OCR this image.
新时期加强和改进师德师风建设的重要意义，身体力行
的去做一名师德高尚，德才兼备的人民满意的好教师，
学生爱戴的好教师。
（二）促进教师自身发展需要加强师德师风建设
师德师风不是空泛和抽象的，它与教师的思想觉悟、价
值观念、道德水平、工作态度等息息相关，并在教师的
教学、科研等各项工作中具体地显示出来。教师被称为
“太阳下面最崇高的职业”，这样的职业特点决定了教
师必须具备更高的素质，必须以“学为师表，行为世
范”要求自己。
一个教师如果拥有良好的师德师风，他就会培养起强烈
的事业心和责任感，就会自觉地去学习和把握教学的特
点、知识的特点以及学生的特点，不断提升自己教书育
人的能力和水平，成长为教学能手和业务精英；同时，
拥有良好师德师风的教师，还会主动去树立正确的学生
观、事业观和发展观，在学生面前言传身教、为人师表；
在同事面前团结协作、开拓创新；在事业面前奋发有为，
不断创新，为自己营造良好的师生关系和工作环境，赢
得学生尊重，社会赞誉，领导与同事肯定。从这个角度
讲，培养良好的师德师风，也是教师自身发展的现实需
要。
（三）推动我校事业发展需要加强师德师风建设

══════════

§ What is required
Go through the entries and repeat each one exactly.

§ The output
OCR this image.
新时期加强和改进师德师风建设的重要意义，身体力行
的去做一名师德高尚，德才兼备的人民满意的好教师，
学生爱戴的好教师。
（二）促进教师自身发展需要加强师德师风建设
师德师风不是空泛和抽象的，它与教师的思想觉悟、价
值观念、道德水平、工作态度等息息相关，并在教师的
教学、科研等各项工作中具体地显示出来。教师被称为
“太阳下面最崇高的职业”，这样的职业特点决定了教
师必须具备更高的素质，必须以“学为师表，行为世
范”要求自己。
一个教师如果拥有良好的师德师风，他就会培养起强烈
的事业心和责任感，就会自觉地去学习和把握教学的特
点、知识的特点以及学生的特点，不断提升自己教书育
人的能力和水平，成长为教学能手和业务精英；同时，
拥有良好师德师风的教师，还会主动去树立正确的学生
观、事业观和发展观，在学生面前言传身教、为人师表；
在同事面前团结协作、开拓创新；在事业面前奋发有为，
不断创新，为自己营造良好的师生关系和工作环境，赢
得学生尊重，社会赞誉，领导与同事肯定。从这个角度
讲，培养良好的师德师风，也是教师自身发展的现实需
要。
（三）推动我校事业发展需要加强师德师风建设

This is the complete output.